▶ _RECORDS TO USE_
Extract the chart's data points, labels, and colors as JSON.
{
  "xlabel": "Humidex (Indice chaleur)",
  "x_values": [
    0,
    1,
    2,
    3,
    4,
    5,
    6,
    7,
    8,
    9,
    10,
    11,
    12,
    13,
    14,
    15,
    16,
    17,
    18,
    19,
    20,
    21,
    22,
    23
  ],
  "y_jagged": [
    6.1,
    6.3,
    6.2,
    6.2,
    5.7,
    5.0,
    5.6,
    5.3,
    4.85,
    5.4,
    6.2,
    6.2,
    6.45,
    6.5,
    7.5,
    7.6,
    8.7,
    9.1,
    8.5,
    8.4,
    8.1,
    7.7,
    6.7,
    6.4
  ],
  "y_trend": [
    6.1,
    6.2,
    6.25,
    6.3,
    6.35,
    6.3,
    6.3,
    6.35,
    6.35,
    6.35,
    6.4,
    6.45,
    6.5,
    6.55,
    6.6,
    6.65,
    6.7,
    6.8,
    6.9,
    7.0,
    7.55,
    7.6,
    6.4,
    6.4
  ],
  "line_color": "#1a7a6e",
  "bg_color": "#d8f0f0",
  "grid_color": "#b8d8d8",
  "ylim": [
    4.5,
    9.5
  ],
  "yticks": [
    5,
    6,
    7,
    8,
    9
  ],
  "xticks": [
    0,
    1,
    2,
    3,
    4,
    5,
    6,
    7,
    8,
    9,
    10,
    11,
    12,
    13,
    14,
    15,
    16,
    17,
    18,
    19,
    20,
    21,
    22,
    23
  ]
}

▶ _OBJECTIVE_
Output each record exactly, leaving nothing out.

▶ _TASK ANSWER_
Extract the chart's data points, labels, and colors as JSON.
{
  "xlabel": "Humidex (Indice chaleur)",
  "x_values": [
    0,
    1,
    2,
    3,
    4,
    5,
    6,
    7,
    8,
    9,
    10,
    11,
    12,
    13,
    14,
    15,
    16,
    17,
    18,
    19,
    20,
    21,
    22,
    23
  ],
  "y_jagged": [
    6.1,
    6.3,
    6.2,
    6.2,
    5.7,
    5.0,
    5.6,
    5.3,
    4.85,
    5.4,
    6.2,
    6.2,
    6.45,
    6.5,
    7.5,
    7.6,
    8.7,
    9.1,
    8.5,
    8.4,
    8.1,
    7.7,
    6.7,
    6.4
  ],
  "y_trend": [
    6.1,
    6.2,
    6.25,
    6.3,
    6.35,
    6.3,
    6.3,
    6.35,
    6.35,
    6.35,
    6.4,
    6.45,
    6.5,
    6.55,
    6.6,
    6.65,
    6.7,
    6.8,
    6.9,
    7.0,
    7.55,
    7.6,
    6.4,
    6.4
  ],
  "line_color": "#1a7a6e",
  "bg_color": "#d8f0f0",
  "grid_color": "#b8d8d8",
  "ylim": [
    4.5,
    9.5
  ],
  "yticks": [
    5,
    6,
    7,
    8,
    9
  ],
  "xticks": [
    0,
    1,
    2,
    3,
    4,
    5,
    6,
    7,
    8,
    9,
    10,
    11,
    12,
    13,
    14,
    15,
    16,
    17,
    18,
    19,
    20,
    21,
    22,
    23
  ]
}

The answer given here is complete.